====== GIVEN TEXT

The primary reason you are correct about this assumption is the fact that the going trend is to package up applications and run them as a SaaS service. Those 'appliances' you are talking about will be web applications running a more highly decentralized hosting model, occasionally hosting it on the user's computer and more frequently on a neighborhood's deployment as a whole. This newer model of hosting will likely resemble true cloud compute than what we consider it today: 8-9 data centers running 80% of the public cloud in an offering called AWS.


>I think it's going to start becoming reasonable to package up applications in VMs and distributing the VMs "appliances" to run instead of installing software directly in the OS.

Full VMs for regular desktop apps? I don't think so. We already have sandboxes.

And in any case, this wont happen in the life span of this professor being relevant (say, 5 years), so, it can't be an issue that necessitates 64 bit.

============
====== SUPPLIED MATERIAL

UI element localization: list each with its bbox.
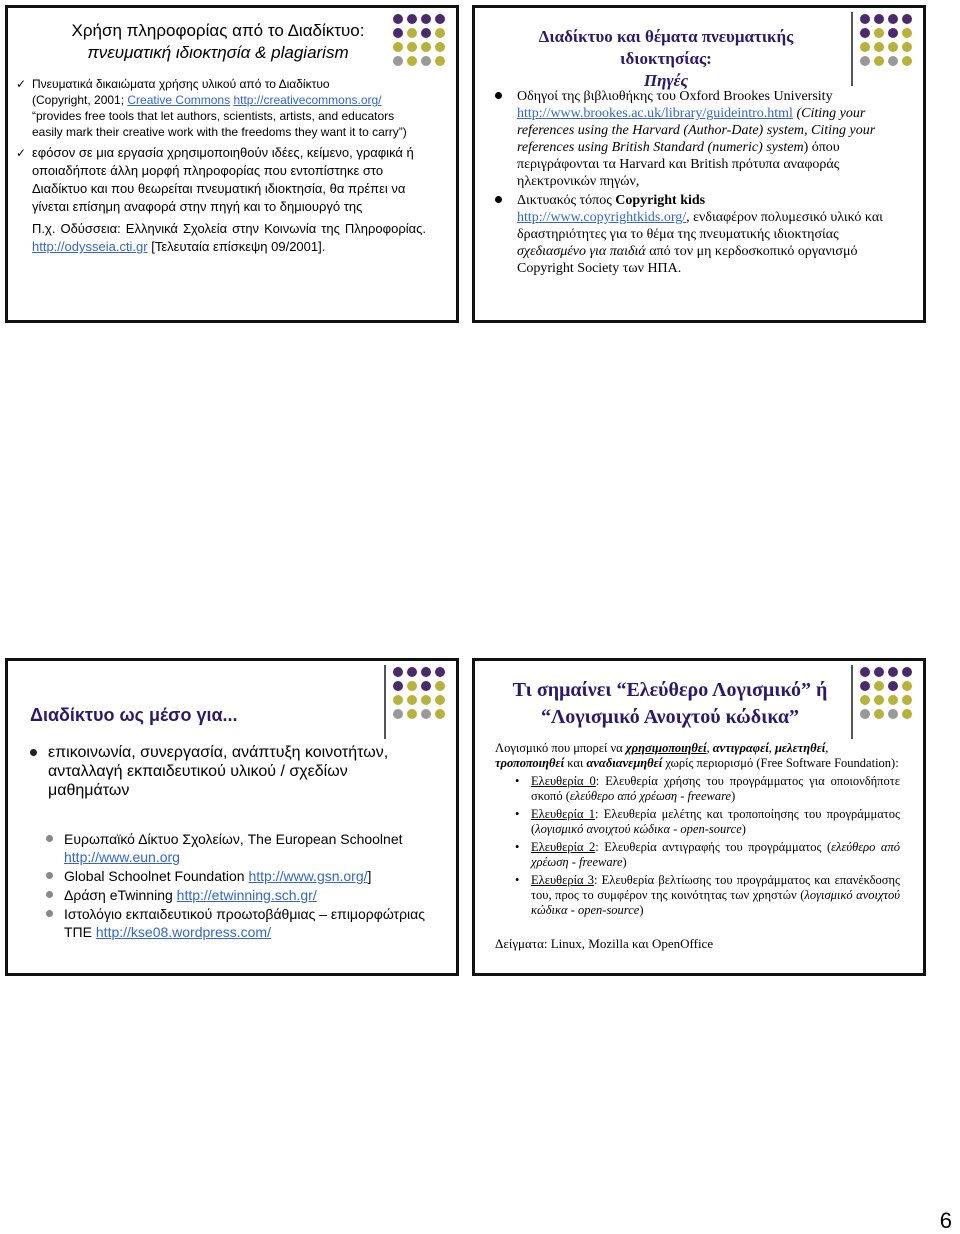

============

■ PROBLEM STATEMENT: Repeat word for word the passage of the comment on packaging applications, starting with "Full VMs for" and going on through "necessitates 64 bit.".

■ SOLUTION:
Full VMs for regular desktop apps? I don't think so. We already have sandboxes.

And in any case, this wont happen in the life span of this professor being relevant (say, 5 years), so, it can't be an issue that necessitates 64 bit.